_PROVIDED DATA_
** start **

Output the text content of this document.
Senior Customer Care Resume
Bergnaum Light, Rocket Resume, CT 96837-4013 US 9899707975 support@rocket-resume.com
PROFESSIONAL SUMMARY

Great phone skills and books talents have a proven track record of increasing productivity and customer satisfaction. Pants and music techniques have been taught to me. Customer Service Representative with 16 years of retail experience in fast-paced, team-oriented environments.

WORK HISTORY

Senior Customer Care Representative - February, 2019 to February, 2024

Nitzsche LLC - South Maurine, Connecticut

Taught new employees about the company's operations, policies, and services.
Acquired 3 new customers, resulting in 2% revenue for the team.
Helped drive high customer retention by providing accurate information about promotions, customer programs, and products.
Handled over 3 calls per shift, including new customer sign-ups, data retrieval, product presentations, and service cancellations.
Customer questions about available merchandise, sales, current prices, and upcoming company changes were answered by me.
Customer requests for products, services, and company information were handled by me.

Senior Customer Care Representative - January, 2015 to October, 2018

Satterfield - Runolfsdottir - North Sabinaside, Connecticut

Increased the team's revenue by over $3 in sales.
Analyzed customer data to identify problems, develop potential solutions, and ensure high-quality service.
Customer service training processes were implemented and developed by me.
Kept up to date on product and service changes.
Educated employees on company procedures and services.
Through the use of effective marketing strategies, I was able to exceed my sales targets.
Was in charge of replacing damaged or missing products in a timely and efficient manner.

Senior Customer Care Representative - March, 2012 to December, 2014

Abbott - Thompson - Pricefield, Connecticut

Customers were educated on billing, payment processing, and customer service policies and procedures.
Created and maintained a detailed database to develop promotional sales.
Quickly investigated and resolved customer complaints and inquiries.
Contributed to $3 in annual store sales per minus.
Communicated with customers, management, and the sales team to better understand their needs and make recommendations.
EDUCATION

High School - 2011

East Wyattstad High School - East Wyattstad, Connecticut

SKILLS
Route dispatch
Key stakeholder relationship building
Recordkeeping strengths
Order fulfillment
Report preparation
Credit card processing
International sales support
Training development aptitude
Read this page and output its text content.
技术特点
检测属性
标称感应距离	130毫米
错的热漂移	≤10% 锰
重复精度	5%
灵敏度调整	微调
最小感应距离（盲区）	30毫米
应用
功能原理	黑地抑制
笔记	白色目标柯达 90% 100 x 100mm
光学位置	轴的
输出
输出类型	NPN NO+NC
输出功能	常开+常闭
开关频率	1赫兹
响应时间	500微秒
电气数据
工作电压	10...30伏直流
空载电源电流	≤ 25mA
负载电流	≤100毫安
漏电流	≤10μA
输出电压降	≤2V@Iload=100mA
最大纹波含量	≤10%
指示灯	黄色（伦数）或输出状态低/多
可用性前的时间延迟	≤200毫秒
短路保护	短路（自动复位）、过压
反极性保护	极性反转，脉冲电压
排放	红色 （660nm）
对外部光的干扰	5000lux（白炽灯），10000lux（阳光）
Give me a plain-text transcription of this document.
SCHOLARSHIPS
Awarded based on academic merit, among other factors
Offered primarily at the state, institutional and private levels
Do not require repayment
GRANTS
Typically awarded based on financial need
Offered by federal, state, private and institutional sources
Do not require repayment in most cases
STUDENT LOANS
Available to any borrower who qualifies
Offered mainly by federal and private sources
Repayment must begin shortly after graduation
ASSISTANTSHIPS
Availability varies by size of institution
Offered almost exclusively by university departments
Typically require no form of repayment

** end **

Please quote every record above exactly as it appears.

_FULL RESPONSE_
Output the text content of this document.
Senior Customer Care Resume
Bergnaum Light, Rocket Resume, CT 96837-4013 US 9899707975 support@rocket-resume.com
PROFESSIONAL SUMMARY

Great phone skills and books talents have a proven track record of increasing productivity and customer satisfaction. Pants and music techniques have been taught to me. Customer Service Representative with 16 years of retail experience in fast-paced, team-oriented environments.

WORK HISTORY

Senior Customer Care Representative - February, 2019 to February, 2024

Nitzsche LLC - South Maurine, Connecticut

Taught new employees about the company's operations, policies, and services.
Acquired 3 new customers, resulting in 2% revenue for the team.
Helped drive high customer retention by providing accurate information about promotions, customer programs, and products.
Handled over 3 calls per shift, including new customer sign-ups, data retrieval, product presentations, and service cancellations.
Customer questions about available merchandise, sales, current prices, and upcoming company changes were answered by me.
Customer requests for products, services, and company information were handled by me.

Senior Customer Care Representative - January, 2015 to October, 2018

Satterfield - Runolfsdottir - North Sabinaside, Connecticut

Increased the team's revenue by over $3 in sales.
Analyzed customer data to identify problems, develop potential solutions, and ensure high-quality service.
Customer service training processes were implemented and developed by me.
Kept up to date on product and service changes.
Educated employees on company procedures and services.
Through the use of effective marketing strategies, I was able to exceed my sales targets.
Was in charge of replacing damaged or missing products in a timely and efficient manner.

Senior Customer Care Representative - March, 2012 to December, 2014

Abbott - Thompson - Pricefield, Connecticut

Customers were educated on billing, payment processing, and customer service policies and procedures.
Created and maintained a detailed database to develop promotional sales.
Quickly investigated and resolved customer complaints and inquiries.
Contributed to $3 in annual store sales per minus.
Communicated with customers, management, and the sales team to better understand their needs and make recommendations.
EDUCATION

High School - 2011

East Wyattstad High School - East Wyattstad, Connecticut

SKILLS
Route dispatch
Key stakeholder relationship building
Recordkeeping strengths
Order fulfillment
Report preparation
Credit card processing
International sales support
Training development aptitude
Read this page and output its text content.
技术特点
检测属性
标称感应距离	130毫米
错的热漂移	≤10% 锰
重复精度	5%
灵敏度调整	微调
最小感应距离（盲区）	30毫米
应用
功能原理	黑地抑制
笔记	白色目标柯达 90% 100 x 100mm
光学位置	轴的
输出
输出类型	NPN NO+NC
输出功能	常开+常闭
开关频率	1赫兹
响应时间	500微秒
电气数据
工作电压	10...30伏直流
空载电源电流	≤ 25mA
负载电流	≤100毫安
漏电流	≤10μA
输出电压降	≤2V@Iload=100mA
最大纹波含量	≤10%
指示灯	黄色（伦数）或输出状态低/多
可用性前的时间延迟	≤200毫秒
短路保护	短路（自动复位）、过压
反极性保护	极性反转，脉冲电压
排放	红色 （660nm）
对外部光的干扰	5000lux（白炽灯），10000lux（阳光）
Give me a plain-text transcription of this document.
SCHOLARSHIPS
Awarded based on academic merit, among other factors
Offered primarily at the state, institutional and private levels
Do not require repayment
GRANTS
Typically awarded based on financial need
Offered by federal, state, private and institutional sources
Do not require repayment in most cases
STUDENT LOANS
Available to any borrower who qualifies
Offered mainly by federal and private sources
Repayment must begin shortly after graduation
ASSISTANTSHIPS
Availability varies by size of institution
Offered almost exclusively by university departments
Typically require no form of repayment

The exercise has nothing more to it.